__Requirement__
Output every one of the records below verbatim, line for line, without any changes.

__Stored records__

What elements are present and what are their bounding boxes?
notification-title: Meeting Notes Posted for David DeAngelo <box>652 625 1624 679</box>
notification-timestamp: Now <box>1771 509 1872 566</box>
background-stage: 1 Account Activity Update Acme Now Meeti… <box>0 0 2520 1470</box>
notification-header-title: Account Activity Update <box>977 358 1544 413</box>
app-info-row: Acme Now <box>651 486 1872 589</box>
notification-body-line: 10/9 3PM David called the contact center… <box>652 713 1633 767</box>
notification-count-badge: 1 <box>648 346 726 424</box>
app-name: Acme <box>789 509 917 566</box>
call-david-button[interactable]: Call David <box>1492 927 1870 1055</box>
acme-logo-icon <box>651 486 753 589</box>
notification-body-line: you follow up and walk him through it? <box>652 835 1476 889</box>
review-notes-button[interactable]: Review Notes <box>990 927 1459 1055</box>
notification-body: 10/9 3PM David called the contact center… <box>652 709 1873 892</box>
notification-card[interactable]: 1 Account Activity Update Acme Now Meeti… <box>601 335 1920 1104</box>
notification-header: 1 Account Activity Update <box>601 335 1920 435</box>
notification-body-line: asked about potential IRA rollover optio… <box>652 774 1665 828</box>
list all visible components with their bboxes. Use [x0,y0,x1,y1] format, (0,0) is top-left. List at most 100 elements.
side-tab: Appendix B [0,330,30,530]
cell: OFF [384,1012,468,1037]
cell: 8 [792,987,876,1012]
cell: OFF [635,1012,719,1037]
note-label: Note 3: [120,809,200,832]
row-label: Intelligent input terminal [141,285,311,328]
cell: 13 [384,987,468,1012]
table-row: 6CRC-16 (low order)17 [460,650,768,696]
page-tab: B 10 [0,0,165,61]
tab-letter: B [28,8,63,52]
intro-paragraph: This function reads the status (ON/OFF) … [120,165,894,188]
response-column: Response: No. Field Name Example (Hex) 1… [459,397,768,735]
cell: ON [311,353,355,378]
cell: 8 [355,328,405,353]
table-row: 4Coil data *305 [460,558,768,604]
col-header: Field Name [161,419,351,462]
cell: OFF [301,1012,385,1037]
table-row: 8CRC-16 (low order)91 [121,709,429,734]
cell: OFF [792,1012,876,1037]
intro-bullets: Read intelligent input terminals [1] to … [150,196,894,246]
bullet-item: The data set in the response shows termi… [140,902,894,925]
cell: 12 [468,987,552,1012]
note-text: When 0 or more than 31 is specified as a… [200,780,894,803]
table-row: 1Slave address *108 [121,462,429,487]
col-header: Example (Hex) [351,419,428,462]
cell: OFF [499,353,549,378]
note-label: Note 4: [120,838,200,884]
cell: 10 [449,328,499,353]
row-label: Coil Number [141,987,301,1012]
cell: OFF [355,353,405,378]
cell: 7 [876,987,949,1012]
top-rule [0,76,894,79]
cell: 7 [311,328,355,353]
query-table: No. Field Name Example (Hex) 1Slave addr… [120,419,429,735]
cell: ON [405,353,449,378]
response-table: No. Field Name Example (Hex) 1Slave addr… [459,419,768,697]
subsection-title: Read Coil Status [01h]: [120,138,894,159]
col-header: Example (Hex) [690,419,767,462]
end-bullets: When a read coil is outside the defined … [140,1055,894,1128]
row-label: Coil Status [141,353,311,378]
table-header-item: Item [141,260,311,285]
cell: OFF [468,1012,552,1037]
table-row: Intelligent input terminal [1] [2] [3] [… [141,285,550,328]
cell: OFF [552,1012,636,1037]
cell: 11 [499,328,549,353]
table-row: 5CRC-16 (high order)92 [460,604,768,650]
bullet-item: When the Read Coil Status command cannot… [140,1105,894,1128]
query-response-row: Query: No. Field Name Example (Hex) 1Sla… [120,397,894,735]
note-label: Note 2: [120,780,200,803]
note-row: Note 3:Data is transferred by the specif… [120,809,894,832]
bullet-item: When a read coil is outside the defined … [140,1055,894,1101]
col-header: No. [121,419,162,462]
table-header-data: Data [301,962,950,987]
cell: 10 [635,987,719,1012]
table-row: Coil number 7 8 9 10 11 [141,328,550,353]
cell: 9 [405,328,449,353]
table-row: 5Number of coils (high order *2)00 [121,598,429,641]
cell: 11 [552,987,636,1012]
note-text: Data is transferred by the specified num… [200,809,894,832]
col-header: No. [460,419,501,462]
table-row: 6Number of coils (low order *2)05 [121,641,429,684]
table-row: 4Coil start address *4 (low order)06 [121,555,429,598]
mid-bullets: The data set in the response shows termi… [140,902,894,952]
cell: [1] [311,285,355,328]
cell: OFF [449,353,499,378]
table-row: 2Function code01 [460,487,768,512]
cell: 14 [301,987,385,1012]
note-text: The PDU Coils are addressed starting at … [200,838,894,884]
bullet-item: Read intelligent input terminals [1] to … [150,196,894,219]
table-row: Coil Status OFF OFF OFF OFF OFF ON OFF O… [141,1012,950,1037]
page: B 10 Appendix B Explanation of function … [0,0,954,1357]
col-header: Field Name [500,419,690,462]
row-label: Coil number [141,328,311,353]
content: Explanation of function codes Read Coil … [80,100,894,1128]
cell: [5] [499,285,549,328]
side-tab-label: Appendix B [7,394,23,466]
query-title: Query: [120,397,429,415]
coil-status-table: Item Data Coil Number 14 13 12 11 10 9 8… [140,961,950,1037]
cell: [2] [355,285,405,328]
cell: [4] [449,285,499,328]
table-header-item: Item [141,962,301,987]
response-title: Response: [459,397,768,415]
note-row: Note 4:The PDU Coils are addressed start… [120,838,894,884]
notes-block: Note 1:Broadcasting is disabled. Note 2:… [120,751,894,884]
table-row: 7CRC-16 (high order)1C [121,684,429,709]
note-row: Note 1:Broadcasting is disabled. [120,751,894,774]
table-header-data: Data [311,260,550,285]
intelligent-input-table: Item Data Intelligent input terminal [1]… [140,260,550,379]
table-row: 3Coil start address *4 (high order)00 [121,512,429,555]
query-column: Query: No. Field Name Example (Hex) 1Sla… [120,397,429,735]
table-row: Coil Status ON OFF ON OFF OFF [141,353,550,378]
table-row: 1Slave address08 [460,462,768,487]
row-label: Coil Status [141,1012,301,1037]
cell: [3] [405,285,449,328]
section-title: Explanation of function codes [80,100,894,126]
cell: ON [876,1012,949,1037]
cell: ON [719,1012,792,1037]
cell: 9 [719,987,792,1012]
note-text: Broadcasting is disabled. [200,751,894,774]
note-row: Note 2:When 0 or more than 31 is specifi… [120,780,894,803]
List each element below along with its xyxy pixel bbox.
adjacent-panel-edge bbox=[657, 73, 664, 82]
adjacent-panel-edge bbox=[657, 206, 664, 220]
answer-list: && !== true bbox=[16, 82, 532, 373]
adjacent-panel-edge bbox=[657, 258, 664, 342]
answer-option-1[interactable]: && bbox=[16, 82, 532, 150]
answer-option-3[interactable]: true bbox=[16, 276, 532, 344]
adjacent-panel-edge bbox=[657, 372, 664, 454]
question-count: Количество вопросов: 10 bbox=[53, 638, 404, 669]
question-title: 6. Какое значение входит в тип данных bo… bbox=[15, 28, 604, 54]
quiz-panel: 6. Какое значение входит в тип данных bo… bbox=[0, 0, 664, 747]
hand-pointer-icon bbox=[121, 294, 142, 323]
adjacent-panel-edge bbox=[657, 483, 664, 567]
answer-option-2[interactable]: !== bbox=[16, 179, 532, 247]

__Solution to the problem__
What elements are present and what are their bounding boxes?
notification-title: Meeting Notes Posted for David DeAngelo <box>652 625 1624 679</box>
notification-timestamp: Now <box>1771 509 1872 566</box>
background-stage: 1 Account Activity Update Acme Now Meeti… <box>0 0 2520 1470</box>
notification-header-title: Account Activity Update <box>977 358 1544 413</box>
app-info-row: Acme Now <box>651 486 1872 589</box>
notification-body-line: 10/9 3PM David called the contact center… <box>652 713 1633 767</box>
notification-count-badge: 1 <box>648 346 726 424</box>
app-name: Acme <box>789 509 917 566</box>
call-david-button[interactable]: Call David <box>1492 927 1870 1055</box>
acme-logo-icon <box>651 486 753 589</box>
notification-body-line: you follow up and walk him through it? <box>652 835 1476 889</box>
review-notes-button[interactable]: Review Notes <box>990 927 1459 1055</box>
notification-body: 10/9 3PM David called the contact center… <box>652 709 1873 892</box>
notification-card[interactable]: 1 Account Activity Update Acme Now Meeti… <box>601 335 1920 1104</box>
notification-header: 1 Account Activity Update <box>601 335 1920 435</box>
notification-body-line: asked about potential IRA rollover optio… <box>652 774 1665 828</box>
list all visible components with their bboxes. Use [x0,y0,x1,y1] format, (0,0) is top-left. List at most 100 elements.
side-tab: Appendix B [0,330,30,530]
cell: OFF [384,1012,468,1037]
cell: 8 [792,987,876,1012]
cell: OFF [635,1012,719,1037]
note-label: Note 3: [120,809,200,832]
row-label: Intelligent input terminal [141,285,311,328]
cell: 13 [384,987,468,1012]
table-row: 6CRC-16 (low order)17 [460,650,768,696]
page-tab: B 10 [0,0,165,61]
tab-letter: B [28,8,63,52]
intro-paragraph: This function reads the status (ON/OFF) … [120,165,894,188]
response-column: Response: No. Field Name Example (Hex) 1… [459,397,768,735]
cell: ON [311,353,355,378]
cell: 8 [355,328,405,353]
table-row: 4Coil data *305 [460,558,768,604]
col-header: Field Name [161,419,351,462]
cell: OFF [301,1012,385,1037]
table-row: 8CRC-16 (low order)91 [121,709,429,734]
cell: OFF [792,1012,876,1037]
intro-bullets: Read intelligent input terminals [1] to … [150,196,894,246]
bullet-item: The data set in the response shows termi… [140,902,894,925]
cell: 12 [468,987,552,1012]
note-text: When 0 or more than 31 is specified as a… [200,780,894,803]
table-row: 1Slave address *108 [121,462,429,487]
col-header: Example (Hex) [351,419,428,462]
cell: OFF [499,353,549,378]
note-label: Note 4: [120,838,200,884]
cell: 10 [449,328,499,353]
row-label: Coil Number [141,987,301,1012]
cell: OFF [355,353,405,378]
cell: 7 [876,987,949,1012]
top-rule [0,76,894,79]
cell: 7 [311,328,355,353]
query-table: No. Field Name Example (Hex) 1Slave addr… [120,419,429,735]
cell: ON [405,353,449,378]
response-table: No. Field Name Example (Hex) 1Slave addr… [459,419,768,697]
subsection-title: Read Coil Status [01h]: [120,138,894,159]
col-header: Example (Hex) [690,419,767,462]
end-bullets: When a read coil is outside the defined … [140,1055,894,1128]
row-label: Coil Status [141,353,311,378]
table-header-item: Item [141,260,311,285]
cell: OFF [468,1012,552,1037]
table-row: Intelligent input terminal [1] [2] [3] [… [141,285,550,328]
cell: OFF [552,1012,636,1037]
cell: 11 [499,328,549,353]
table-row: 5CRC-16 (high order)92 [460,604,768,650]
bullet-item: When the Read Coil Status command cannot… [140,1105,894,1128]
query-response-row: Query: No. Field Name Example (Hex) 1Sla… [120,397,894,735]
note-label: Note 2: [120,780,200,803]
note-row: Note 3:Data is transferred by the specif… [120,809,894,832]
bullet-item: When a read coil is outside the defined … [140,1055,894,1101]
col-header: No. [121,419,162,462]
table-header-data: Data [301,962,950,987]
cell: 10 [635,987,719,1012]
table-row: Coil number 7 8 9 10 11 [141,328,550,353]
cell: 9 [405,328,449,353]
table-row: 5Number of coils (high order *2)00 [121,598,429,641]
cell: 11 [552,987,636,1012]
note-text: Data is transferred by the specified num… [200,809,894,832]
col-header: No. [460,419,501,462]
table-row: 6Number of coils (low order *2)05 [121,641,429,684]
table-row: 4Coil start address *4 (low order)06 [121,555,429,598]
mid-bullets: The data set in the response shows termi… [140,902,894,952]
cell: [1] [311,285,355,328]
cell: OFF [449,353,499,378]
table-row: 2Function code01 [460,487,768,512]
cell: 14 [301,987,385,1012]
note-text: The PDU Coils are addressed starting at … [200,838,894,884]
bullet-item: Read intelligent input terminals [1] to … [150,196,894,219]
table-row: Coil Status OFF OFF OFF OFF OFF ON OFF O… [141,1012,950,1037]
page: B 10 Appendix B Explanation of function … [0,0,954,1357]
col-header: Field Name [500,419,690,462]
row-label: Coil number [141,328,311,353]
content: Explanation of function codes Read Coil … [80,100,894,1128]
cell: [5] [499,285,549,328]
side-tab-label: Appendix B [7,394,23,466]
query-title: Query: [120,397,429,415]
coil-status-table: Item Data Coil Number 14 13 12 11 10 9 8… [140,961,950,1037]
cell: [2] [355,285,405,328]
cell: [4] [449,285,499,328]
table-header-item: Item [141,962,301,987]
response-title: Response: [459,397,768,415]
note-row: Note 4:The PDU Coils are addressed start… [120,838,894,884]
notes-block: Note 1:Broadcasting is disabled. Note 2:… [120,751,894,884]
table-row: 7CRC-16 (high order)1C [121,684,429,709]
note-row: Note 1:Broadcasting is disabled. [120,751,894,774]
table-header-data: Data [311,260,550,285]
intelligent-input-table: Item Data Intelligent input terminal [1]… [140,260,550,379]
table-row: 3Coil start address *4 (high order)00 [121,512,429,555]
query-column: Query: No. Field Name Example (Hex) 1Sla… [120,397,429,735]
table-row: Coil Status ON OFF ON OFF OFF [141,353,550,378]
table-row: 1Slave address08 [460,462,768,487]
row-label: Coil Status [141,1012,301,1037]
cell: [3] [405,285,449,328]
section-title: Explanation of function codes [80,100,894,126]
cell: ON [876,1012,949,1037]
cell: ON [719,1012,792,1037]
cell: 9 [719,987,792,1012]
note-text: Broadcasting is disabled. [200,751,894,774]
note-row: Note 2:When 0 or more than 31 is specifi… [120,780,894,803]
List each element below along with its xyxy pixel bbox.
adjacent-panel-edge bbox=[657, 73, 664, 82]
adjacent-panel-edge bbox=[657, 206, 664, 220]
answer-list: && !== true bbox=[16, 82, 532, 373]
adjacent-panel-edge bbox=[657, 258, 664, 342]
answer-option-1[interactable]: && bbox=[16, 82, 532, 150]
answer-option-3[interactable]: true bbox=[16, 276, 532, 344]
adjacent-panel-edge bbox=[657, 372, 664, 454]
question-count: Количество вопросов: 10 bbox=[53, 638, 404, 669]
question-title: 6. Какое значение входит в тип данных bo… bbox=[15, 28, 604, 54]
quiz-panel: 6. Какое значение входит в тип данных bo… bbox=[0, 0, 664, 747]
hand-pointer-icon bbox=[121, 294, 142, 323]
adjacent-panel-edge bbox=[657, 483, 664, 567]
answer-option-2[interactable]: !== bbox=[16, 179, 532, 247]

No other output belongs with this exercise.